Written instruction. Would you copy only the lines below, beginning with the one that contains "Parse this screenshot: output" and running through the last entry line?

Information given.
━━━━━━━━

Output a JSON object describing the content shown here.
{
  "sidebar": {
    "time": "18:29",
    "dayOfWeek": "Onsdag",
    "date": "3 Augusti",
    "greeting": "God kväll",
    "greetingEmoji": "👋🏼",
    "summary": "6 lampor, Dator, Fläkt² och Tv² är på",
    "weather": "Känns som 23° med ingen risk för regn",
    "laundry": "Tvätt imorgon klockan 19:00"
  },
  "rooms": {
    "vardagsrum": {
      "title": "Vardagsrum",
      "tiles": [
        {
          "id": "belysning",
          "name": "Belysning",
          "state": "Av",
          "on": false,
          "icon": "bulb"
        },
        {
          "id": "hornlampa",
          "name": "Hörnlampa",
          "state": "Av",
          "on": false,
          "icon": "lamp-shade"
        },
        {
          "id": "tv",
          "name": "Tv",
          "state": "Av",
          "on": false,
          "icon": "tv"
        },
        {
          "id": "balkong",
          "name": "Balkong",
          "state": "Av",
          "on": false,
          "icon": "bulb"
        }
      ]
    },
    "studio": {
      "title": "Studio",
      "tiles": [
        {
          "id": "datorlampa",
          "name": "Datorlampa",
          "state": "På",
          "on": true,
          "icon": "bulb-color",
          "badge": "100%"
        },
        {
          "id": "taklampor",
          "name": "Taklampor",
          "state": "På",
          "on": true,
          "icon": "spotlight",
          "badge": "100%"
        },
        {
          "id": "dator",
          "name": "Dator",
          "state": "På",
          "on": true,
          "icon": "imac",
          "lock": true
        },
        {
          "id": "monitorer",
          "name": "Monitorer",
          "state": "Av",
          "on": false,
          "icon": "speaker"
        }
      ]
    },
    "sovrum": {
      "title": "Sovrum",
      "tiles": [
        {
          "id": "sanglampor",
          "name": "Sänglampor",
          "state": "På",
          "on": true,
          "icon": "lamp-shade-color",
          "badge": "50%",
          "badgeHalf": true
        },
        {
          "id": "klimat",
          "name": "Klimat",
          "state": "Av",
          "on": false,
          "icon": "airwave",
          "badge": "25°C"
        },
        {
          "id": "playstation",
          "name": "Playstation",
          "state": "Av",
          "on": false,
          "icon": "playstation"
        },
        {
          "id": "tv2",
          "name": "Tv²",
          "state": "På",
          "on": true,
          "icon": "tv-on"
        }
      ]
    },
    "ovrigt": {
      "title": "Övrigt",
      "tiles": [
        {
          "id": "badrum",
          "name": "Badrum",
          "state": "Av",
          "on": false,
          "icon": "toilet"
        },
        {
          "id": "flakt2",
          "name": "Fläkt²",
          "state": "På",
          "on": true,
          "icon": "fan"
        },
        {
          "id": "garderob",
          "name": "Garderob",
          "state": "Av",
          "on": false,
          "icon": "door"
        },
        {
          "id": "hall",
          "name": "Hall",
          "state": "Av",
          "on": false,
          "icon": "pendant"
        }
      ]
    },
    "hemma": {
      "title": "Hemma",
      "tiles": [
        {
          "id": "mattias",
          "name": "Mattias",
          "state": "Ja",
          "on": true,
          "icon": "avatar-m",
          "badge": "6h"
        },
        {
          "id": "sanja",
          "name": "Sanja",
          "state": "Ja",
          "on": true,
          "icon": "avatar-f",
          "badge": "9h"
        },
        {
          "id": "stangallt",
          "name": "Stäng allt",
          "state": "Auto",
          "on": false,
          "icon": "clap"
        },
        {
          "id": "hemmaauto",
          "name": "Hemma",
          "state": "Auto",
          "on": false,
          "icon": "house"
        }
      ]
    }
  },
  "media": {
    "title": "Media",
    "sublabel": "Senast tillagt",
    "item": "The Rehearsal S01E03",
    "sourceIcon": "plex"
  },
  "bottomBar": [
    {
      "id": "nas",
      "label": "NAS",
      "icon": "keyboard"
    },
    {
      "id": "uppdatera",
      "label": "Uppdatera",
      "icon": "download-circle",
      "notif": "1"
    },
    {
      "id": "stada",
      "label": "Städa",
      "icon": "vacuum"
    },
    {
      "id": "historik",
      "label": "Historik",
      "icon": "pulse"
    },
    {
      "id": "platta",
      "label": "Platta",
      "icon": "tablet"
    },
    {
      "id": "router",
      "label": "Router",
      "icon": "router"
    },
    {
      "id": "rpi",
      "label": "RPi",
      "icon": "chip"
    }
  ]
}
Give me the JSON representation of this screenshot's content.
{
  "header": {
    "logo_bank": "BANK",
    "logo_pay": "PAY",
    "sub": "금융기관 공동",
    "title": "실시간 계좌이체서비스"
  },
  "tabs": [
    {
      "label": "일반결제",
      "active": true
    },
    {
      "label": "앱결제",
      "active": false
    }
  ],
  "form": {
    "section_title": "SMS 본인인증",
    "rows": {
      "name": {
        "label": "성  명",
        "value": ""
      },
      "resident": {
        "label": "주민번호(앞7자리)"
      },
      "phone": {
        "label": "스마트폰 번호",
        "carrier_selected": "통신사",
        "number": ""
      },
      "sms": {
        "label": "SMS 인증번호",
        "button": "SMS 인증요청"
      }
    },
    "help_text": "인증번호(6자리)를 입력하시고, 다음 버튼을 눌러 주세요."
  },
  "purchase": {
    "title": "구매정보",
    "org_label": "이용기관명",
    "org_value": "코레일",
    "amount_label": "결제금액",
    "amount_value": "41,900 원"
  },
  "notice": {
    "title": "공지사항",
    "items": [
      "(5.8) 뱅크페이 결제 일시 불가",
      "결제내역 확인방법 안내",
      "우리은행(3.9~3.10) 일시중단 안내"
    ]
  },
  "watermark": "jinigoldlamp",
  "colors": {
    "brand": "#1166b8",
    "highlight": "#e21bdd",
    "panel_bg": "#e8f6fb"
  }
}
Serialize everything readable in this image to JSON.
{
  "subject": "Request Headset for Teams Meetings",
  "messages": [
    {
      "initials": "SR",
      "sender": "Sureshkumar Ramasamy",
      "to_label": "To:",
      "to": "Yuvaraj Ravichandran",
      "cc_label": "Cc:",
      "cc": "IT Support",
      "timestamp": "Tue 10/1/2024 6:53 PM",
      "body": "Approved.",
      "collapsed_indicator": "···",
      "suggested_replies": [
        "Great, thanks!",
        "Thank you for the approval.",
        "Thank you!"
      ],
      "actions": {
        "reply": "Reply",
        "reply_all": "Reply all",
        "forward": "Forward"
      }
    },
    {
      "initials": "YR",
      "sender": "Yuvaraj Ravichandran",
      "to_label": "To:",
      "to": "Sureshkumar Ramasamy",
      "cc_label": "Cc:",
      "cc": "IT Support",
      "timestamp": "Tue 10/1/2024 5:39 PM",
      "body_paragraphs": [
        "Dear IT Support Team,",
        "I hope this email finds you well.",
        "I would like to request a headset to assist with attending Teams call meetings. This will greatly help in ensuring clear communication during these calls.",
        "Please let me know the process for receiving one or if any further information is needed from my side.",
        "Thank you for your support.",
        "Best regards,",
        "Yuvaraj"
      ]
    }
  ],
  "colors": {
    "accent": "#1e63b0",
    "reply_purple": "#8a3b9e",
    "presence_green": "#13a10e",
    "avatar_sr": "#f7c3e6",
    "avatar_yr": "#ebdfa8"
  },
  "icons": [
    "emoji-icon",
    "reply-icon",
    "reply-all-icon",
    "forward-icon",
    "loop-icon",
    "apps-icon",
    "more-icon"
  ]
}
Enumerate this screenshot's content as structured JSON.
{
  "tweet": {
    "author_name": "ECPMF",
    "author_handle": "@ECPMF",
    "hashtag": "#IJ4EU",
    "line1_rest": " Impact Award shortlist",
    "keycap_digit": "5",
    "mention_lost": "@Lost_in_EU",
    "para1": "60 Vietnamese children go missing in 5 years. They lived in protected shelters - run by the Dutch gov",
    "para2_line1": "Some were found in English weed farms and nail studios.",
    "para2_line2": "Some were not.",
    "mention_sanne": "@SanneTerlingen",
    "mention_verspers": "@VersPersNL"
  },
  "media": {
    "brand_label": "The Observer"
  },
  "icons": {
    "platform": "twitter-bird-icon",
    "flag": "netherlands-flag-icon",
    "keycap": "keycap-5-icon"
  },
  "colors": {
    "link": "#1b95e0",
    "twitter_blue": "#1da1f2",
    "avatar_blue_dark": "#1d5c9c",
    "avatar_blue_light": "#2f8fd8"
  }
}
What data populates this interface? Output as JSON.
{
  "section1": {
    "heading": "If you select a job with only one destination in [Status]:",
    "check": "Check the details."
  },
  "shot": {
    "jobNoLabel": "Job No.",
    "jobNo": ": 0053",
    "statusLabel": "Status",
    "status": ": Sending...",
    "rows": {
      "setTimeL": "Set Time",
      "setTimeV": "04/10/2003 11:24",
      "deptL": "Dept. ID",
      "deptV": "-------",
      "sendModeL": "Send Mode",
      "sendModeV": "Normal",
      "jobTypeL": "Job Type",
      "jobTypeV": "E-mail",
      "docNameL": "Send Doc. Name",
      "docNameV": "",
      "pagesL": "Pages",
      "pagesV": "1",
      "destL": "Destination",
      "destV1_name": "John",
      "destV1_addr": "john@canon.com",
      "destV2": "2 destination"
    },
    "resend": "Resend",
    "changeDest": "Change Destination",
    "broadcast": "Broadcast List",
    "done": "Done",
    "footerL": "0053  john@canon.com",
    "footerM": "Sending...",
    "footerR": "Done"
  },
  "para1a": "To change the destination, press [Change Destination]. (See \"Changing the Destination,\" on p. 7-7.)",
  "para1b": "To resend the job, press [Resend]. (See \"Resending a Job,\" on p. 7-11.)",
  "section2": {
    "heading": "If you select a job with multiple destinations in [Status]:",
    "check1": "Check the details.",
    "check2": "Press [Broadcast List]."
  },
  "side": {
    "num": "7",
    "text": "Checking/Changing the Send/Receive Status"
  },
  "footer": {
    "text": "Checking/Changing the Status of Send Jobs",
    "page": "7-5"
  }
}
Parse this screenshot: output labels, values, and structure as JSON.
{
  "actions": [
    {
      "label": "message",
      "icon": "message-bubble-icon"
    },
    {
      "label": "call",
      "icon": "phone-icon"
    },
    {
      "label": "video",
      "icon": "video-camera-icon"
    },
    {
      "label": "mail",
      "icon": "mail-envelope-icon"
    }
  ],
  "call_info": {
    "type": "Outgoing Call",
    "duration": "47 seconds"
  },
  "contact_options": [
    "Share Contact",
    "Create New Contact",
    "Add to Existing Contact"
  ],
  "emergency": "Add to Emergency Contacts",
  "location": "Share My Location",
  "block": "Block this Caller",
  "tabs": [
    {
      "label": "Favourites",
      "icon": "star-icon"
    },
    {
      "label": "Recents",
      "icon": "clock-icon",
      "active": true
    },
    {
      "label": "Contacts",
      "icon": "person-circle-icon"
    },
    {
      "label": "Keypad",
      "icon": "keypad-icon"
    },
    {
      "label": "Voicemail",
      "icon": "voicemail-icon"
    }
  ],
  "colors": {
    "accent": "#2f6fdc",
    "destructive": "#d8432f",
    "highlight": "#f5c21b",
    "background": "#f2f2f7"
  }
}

━━━━━━━━

The reply.
Parse this screenshot: output labels, values, and structure as JSON.
{
  "actions": [
    {
      "label": "message",
      "icon": "message-bubble-icon"
    },
    {
      "label": "call",
      "icon": "phone-icon"
    },
    {
      "label": "video",
      "icon": "video-camera-icon"
    },
    {
      "label": "mail",
      "icon": "mail-envelope-icon"
    }
  ],
  "call_info": {
    "type": "Outgoing Call",
    "duration": "47 seconds"
  },
  "contact_options": [
    "Share Contact",
    "Create New Contact",
    "Add to Existing Contact"
  ],
  "emergency": "Add to Emergency Contacts",
  "location": "Share My Location",
  "block": "Block this Caller",
  "tabs": [
    {
      "label": "Favourites",
      "icon": "star-icon"
    },
    {
      "label": "Recents",
      "icon": "clock-icon",
      "active": true
    },
    {
      "label": "Contacts",
      "icon": "person-circle-icon"
    },
    {
      "label": "Keypad",
      "icon": "keypad-icon"
    },
    {
      "label": "Voicemail",
      "icon": "voicemail-icon"
    }
  ],
  "colors": {
    "accent": "#2f6fdc",
    "destructive": "#d8432f",
    "highlight": "#f5c21b",
    "background": "#f2f2f7"
  }
}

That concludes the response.